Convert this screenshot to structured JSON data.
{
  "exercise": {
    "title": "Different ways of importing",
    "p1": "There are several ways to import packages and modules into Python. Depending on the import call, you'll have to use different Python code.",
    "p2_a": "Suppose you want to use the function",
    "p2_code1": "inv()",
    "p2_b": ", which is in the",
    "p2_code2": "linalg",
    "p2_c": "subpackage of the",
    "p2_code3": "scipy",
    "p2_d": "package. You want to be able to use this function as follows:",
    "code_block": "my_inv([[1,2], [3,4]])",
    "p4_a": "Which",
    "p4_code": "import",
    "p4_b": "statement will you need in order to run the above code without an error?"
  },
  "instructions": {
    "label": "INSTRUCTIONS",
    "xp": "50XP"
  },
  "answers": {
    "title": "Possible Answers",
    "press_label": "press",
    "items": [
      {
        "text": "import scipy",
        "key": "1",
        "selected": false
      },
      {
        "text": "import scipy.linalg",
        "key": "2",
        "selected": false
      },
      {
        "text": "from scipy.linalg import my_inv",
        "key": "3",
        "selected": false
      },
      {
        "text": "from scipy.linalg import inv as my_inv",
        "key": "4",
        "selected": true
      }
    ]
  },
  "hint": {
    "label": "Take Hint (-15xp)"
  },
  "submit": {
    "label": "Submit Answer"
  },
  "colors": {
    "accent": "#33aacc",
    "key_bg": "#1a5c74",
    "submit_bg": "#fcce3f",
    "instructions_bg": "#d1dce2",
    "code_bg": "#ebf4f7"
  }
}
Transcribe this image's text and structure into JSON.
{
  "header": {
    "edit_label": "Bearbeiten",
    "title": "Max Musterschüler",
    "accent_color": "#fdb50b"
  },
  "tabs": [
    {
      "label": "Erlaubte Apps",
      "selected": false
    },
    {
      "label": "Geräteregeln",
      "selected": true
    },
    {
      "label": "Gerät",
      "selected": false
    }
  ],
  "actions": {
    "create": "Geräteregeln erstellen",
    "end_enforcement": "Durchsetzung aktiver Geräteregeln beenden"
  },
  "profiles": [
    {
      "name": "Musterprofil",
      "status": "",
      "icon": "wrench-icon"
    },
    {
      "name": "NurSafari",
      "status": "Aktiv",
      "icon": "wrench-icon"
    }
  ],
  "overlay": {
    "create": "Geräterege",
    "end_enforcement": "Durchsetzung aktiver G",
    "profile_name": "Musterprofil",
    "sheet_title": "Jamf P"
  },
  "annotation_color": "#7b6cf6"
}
★ ★ ★ ★ ★
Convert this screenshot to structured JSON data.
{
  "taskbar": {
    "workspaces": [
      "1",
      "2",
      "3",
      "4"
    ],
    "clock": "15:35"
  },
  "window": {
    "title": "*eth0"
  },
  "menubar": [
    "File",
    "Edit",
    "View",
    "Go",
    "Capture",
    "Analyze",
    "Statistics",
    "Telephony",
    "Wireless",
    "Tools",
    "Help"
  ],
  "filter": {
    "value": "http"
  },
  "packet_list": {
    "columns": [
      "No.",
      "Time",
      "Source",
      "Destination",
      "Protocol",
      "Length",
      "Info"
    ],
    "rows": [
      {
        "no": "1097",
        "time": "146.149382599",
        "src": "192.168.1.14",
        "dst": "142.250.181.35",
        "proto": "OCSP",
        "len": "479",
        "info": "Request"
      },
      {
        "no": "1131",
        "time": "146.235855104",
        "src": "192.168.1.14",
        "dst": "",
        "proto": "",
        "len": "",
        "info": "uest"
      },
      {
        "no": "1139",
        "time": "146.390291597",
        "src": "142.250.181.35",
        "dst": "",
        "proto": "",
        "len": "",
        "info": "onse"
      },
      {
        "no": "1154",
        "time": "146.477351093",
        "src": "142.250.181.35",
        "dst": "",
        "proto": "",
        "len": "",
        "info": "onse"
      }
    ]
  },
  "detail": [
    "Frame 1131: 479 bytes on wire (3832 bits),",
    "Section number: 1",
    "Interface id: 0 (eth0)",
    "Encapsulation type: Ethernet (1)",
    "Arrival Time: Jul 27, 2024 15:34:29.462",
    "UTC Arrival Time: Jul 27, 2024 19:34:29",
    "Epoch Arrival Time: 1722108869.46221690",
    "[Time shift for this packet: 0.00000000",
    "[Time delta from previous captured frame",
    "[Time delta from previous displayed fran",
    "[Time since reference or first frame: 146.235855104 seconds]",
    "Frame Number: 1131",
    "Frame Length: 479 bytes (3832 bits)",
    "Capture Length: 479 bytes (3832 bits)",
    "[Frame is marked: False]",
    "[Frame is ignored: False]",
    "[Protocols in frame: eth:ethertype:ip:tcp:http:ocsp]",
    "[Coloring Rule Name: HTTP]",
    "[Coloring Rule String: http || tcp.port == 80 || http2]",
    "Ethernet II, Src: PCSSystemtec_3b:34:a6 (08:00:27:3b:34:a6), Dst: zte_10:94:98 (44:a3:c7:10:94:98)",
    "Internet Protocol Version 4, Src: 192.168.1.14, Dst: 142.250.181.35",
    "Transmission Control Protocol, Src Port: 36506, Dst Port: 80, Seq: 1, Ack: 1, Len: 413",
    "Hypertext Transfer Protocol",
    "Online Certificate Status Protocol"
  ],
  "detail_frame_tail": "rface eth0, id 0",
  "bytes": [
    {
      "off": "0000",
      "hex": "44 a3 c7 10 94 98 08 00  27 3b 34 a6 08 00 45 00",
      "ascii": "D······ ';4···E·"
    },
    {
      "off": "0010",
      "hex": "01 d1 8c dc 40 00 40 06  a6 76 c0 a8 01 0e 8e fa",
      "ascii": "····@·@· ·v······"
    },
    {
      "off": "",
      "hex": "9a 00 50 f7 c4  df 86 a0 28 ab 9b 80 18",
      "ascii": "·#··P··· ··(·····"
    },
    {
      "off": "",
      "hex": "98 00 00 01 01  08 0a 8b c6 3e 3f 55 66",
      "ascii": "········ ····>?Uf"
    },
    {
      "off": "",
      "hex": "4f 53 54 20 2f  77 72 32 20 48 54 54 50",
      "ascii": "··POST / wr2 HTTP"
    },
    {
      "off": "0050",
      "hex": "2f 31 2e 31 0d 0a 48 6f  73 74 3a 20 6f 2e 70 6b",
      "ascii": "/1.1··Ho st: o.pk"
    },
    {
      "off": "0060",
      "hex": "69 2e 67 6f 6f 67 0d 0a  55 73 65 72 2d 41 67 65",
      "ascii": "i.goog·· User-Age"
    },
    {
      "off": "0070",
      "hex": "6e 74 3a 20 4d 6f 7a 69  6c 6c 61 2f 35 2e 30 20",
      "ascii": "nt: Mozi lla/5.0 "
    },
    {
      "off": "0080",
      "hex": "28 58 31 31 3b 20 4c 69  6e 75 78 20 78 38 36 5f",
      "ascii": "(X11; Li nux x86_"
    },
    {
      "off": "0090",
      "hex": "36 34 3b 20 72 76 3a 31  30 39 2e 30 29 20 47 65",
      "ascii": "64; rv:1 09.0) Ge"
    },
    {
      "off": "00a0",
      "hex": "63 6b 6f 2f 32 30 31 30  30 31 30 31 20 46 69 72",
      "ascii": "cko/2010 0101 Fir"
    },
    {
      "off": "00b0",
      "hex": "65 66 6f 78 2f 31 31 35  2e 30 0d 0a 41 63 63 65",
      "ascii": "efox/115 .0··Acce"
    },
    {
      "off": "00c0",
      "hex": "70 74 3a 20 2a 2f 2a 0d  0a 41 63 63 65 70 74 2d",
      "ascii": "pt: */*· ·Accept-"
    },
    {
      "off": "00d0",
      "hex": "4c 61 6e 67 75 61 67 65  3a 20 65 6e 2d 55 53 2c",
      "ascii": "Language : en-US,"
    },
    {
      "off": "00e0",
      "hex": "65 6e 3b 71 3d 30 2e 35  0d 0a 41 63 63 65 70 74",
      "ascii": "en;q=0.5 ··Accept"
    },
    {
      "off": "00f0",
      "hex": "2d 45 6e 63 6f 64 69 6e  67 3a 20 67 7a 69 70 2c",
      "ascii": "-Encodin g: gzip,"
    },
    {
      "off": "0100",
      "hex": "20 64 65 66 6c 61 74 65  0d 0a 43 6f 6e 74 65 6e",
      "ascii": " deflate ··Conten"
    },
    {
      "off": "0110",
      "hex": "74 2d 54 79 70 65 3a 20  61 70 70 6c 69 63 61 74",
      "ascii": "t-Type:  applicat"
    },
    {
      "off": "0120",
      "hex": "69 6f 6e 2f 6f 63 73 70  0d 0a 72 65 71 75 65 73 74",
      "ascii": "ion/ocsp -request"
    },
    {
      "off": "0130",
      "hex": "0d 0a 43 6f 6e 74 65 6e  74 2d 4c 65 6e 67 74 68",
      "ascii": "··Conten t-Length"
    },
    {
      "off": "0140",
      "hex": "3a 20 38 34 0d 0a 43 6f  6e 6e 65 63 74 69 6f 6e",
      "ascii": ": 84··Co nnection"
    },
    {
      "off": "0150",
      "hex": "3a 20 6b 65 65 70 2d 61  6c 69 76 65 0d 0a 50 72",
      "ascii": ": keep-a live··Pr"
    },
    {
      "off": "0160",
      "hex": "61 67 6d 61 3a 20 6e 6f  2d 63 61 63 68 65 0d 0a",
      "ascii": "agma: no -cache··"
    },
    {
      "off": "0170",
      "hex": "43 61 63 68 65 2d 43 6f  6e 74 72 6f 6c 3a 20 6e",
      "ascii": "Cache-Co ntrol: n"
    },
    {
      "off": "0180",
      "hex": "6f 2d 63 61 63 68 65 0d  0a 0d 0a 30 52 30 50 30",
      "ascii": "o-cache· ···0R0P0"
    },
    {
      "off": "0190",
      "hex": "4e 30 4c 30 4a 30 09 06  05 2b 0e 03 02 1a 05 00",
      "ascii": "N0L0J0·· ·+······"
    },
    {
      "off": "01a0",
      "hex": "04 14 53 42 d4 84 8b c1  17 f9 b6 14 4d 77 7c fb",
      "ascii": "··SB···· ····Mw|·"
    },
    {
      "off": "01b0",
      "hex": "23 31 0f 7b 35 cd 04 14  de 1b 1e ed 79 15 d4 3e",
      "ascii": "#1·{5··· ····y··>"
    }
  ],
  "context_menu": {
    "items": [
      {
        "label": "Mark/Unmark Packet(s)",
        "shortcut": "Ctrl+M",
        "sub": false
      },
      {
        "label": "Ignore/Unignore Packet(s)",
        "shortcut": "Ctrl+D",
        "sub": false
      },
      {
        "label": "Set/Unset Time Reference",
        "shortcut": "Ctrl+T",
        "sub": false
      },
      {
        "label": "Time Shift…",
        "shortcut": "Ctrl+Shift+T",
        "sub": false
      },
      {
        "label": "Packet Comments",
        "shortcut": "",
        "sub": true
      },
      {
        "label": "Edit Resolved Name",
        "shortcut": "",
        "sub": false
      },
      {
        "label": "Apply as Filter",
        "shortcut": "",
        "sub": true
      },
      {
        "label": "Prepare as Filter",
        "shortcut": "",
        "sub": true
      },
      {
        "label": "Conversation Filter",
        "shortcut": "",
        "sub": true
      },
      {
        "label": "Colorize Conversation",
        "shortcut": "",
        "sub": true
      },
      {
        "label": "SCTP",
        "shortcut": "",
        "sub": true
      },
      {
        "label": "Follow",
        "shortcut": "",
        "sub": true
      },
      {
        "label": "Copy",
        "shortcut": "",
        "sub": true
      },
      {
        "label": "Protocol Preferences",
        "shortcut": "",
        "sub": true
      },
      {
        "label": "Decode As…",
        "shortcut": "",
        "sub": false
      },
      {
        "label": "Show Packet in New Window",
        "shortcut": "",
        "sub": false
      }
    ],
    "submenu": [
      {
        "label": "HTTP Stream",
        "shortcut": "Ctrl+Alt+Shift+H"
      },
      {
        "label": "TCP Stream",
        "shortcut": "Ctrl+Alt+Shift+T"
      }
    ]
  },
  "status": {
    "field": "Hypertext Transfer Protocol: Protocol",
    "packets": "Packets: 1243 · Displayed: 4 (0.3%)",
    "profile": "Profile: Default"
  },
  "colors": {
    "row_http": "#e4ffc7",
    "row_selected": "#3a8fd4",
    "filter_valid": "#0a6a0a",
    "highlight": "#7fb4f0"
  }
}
★ ★ ★ ★ ★
Written request: Count every line above that holds the string "want" and give the total, nothing more.

Answer for the task: 2